_Short exercise_.
Output as a numbered list the items from the beginning of the items through the line containing "city-label: КАЗАНЬ: [655, 526, 688, 535]", leaving out any blank lines.

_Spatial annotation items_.
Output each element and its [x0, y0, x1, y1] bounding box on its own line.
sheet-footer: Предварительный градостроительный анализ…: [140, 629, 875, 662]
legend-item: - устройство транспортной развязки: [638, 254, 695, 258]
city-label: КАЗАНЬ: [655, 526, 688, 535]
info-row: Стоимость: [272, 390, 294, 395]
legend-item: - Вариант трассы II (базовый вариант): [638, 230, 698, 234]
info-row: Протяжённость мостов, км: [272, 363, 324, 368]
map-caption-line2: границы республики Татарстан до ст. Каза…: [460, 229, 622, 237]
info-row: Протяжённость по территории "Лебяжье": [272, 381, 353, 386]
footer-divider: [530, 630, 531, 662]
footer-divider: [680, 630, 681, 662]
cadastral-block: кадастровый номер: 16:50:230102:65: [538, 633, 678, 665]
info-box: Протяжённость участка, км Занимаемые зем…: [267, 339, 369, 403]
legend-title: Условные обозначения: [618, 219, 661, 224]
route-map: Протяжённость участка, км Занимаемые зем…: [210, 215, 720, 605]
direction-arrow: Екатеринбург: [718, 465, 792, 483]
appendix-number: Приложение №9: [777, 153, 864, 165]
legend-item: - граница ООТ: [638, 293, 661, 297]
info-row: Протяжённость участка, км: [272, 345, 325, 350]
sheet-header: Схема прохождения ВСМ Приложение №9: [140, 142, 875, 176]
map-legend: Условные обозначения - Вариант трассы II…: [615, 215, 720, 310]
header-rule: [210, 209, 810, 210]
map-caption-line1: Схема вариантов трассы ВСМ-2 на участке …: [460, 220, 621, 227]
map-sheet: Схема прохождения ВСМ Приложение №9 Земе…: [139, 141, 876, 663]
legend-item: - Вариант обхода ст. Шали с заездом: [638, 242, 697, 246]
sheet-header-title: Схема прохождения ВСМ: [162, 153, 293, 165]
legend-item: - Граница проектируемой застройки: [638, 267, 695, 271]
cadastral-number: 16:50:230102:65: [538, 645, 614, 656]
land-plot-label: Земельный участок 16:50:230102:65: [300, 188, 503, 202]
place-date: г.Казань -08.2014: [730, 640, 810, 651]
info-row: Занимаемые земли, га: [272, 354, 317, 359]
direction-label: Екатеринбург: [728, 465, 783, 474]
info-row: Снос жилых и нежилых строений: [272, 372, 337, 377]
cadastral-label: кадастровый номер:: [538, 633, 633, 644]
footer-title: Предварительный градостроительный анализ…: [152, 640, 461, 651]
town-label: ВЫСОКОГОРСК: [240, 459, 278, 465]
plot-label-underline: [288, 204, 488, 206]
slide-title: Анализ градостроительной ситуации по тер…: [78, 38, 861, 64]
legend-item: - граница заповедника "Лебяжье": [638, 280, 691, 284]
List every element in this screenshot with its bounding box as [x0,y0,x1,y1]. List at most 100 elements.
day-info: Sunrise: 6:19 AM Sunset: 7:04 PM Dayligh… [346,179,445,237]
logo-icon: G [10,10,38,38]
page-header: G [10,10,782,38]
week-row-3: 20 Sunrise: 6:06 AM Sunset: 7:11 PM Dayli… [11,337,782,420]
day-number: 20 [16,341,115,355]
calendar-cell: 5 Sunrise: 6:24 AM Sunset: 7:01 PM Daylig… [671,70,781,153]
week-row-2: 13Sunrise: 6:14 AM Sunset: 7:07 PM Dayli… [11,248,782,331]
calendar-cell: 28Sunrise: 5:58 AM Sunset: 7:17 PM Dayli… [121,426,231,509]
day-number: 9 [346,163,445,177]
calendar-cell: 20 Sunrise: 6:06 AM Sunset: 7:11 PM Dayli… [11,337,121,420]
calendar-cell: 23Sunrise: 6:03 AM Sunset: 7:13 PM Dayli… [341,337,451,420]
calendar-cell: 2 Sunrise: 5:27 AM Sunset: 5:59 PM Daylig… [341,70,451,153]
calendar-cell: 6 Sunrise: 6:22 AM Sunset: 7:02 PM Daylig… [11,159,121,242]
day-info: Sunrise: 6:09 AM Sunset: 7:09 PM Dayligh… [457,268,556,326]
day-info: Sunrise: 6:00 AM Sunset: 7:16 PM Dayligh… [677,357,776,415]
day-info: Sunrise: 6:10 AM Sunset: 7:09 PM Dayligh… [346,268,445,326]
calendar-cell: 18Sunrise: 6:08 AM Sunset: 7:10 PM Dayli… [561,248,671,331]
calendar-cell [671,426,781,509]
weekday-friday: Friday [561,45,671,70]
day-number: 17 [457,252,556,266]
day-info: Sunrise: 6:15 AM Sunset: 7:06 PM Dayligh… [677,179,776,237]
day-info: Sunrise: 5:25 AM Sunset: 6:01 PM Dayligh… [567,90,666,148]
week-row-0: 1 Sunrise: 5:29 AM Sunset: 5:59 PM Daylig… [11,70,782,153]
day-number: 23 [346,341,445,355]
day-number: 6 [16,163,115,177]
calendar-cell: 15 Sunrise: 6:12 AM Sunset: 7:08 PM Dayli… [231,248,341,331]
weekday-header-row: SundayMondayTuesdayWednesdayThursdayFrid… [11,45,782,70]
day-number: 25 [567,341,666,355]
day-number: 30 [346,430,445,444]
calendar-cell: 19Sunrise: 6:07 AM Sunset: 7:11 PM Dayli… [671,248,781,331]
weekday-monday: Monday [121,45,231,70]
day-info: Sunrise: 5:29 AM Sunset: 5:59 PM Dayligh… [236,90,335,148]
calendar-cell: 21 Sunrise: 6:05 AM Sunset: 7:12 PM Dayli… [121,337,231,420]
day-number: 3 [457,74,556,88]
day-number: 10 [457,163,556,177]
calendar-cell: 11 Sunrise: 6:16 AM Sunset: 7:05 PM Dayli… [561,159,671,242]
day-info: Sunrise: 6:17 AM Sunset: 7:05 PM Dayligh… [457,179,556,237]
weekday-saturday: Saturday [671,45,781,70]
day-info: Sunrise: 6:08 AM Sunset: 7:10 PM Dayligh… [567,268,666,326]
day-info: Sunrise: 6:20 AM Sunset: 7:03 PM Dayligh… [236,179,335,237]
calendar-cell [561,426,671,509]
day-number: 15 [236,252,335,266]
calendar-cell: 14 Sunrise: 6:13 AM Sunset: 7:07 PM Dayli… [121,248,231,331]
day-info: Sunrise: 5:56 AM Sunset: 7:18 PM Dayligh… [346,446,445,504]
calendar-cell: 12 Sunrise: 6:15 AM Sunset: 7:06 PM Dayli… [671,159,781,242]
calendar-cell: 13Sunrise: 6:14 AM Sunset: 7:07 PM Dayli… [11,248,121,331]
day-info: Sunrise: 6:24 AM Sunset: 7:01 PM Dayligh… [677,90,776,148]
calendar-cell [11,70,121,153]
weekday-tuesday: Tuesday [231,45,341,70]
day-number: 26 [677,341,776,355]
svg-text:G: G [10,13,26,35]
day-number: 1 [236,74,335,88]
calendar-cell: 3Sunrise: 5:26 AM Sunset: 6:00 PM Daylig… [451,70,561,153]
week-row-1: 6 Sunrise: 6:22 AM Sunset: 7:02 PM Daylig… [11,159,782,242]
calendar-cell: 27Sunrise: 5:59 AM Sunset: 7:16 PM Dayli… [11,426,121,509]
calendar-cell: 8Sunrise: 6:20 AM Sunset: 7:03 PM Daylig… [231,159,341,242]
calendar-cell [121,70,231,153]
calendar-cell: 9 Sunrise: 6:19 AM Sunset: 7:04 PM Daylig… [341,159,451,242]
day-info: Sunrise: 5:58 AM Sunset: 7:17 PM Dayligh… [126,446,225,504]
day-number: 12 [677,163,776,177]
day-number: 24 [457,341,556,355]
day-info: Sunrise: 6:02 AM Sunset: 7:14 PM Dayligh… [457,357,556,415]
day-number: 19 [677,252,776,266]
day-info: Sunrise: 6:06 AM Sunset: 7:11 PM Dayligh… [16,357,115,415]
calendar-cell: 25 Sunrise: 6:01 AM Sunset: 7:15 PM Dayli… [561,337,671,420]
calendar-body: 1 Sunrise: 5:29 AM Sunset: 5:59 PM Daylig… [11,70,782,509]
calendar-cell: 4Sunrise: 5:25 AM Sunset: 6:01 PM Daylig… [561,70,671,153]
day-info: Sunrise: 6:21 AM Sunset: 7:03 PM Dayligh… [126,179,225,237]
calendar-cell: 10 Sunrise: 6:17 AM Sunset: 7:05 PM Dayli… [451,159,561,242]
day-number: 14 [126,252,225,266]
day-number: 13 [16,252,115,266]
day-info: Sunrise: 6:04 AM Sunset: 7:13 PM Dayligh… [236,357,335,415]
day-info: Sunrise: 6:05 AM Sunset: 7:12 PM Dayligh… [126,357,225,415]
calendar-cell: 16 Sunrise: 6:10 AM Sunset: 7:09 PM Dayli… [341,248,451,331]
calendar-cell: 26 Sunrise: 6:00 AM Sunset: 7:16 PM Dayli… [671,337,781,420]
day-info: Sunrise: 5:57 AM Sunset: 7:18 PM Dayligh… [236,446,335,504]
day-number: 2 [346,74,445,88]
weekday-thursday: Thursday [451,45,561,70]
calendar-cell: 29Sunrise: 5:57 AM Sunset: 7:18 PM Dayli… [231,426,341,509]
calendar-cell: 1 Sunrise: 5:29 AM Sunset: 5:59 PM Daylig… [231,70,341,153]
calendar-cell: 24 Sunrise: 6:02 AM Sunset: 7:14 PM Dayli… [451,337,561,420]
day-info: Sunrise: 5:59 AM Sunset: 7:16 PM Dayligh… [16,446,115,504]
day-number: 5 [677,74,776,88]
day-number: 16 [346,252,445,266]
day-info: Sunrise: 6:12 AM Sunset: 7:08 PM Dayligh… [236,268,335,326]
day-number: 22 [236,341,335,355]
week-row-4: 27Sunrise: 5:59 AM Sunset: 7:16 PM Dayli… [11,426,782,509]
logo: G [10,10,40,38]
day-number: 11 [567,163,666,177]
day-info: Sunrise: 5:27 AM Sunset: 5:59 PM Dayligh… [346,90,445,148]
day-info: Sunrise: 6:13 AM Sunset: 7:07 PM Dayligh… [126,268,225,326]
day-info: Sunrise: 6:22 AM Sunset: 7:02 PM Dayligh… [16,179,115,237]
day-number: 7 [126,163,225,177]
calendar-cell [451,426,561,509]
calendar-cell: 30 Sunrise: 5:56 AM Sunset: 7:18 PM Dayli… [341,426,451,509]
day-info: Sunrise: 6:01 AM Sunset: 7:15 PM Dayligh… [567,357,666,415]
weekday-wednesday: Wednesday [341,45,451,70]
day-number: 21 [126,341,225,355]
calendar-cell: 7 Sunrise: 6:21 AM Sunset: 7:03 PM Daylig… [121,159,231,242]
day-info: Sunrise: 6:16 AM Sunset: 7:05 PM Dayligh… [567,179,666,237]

_Task result_.
1. Output each element and its [x0, y0, x1, y1] bounding box on its own line.
2. sheet-footer: Предварительный градостроительный анализ…: [140, 629, 875, 662]
3. legend-item: - устройство транспортной развязки: [638, 254, 695, 258]
4. city-label: КАЗАНЬ: [655, 526, 688, 535]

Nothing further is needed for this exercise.